Data rows:
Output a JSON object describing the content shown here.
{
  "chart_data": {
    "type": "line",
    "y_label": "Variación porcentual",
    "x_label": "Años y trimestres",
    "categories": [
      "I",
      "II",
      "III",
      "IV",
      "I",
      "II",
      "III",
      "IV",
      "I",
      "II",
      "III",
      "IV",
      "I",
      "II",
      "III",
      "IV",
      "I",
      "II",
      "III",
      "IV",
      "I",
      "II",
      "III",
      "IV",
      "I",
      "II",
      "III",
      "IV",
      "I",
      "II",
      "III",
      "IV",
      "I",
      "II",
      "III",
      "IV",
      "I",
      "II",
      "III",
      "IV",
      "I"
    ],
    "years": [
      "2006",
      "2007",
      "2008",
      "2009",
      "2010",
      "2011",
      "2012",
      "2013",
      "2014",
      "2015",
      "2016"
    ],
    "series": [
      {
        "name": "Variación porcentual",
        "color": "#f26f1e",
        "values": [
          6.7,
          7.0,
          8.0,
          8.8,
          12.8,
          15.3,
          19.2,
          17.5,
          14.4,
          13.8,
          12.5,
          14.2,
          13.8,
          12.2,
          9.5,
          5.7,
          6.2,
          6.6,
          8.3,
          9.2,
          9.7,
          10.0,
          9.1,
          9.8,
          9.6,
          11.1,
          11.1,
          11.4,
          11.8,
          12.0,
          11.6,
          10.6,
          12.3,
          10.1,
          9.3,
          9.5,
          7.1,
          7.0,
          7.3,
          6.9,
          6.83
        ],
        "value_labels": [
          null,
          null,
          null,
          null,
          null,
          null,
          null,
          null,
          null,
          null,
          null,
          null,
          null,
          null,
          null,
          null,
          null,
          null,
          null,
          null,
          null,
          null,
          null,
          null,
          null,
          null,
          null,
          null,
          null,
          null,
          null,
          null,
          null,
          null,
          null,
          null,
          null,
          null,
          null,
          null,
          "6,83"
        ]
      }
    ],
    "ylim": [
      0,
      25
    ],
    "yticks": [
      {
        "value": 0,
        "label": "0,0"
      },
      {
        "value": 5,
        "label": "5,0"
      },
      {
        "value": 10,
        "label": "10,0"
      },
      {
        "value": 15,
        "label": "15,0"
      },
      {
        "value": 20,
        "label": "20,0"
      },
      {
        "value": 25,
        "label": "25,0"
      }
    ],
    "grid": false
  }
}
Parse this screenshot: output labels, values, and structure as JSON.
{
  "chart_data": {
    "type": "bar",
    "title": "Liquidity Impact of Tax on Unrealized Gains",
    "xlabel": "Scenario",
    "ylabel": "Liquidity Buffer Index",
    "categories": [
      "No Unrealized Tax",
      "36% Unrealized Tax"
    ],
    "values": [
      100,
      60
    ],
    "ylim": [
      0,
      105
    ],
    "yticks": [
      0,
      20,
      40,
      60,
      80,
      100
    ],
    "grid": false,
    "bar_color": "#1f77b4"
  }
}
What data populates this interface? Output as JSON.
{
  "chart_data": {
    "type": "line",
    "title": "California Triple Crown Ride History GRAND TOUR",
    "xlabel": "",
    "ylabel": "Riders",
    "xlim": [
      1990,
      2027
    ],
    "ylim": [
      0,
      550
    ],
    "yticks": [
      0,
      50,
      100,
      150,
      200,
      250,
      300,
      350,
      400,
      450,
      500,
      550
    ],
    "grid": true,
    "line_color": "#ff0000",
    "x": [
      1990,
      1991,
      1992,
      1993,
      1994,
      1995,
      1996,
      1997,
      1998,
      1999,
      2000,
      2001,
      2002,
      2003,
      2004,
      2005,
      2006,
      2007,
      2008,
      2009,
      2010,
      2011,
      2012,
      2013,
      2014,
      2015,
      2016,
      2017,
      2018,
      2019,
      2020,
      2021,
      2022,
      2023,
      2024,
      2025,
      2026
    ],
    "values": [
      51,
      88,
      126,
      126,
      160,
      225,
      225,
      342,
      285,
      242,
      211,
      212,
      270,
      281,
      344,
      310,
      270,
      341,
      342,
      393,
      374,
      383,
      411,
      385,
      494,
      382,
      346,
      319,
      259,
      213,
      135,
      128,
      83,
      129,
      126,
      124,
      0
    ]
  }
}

Set task:
Extract lines where the string "Variación" occurs.

Answer to the exercise:
    "y_label": "Variación porcentual",
        "name": "Variación porcentual",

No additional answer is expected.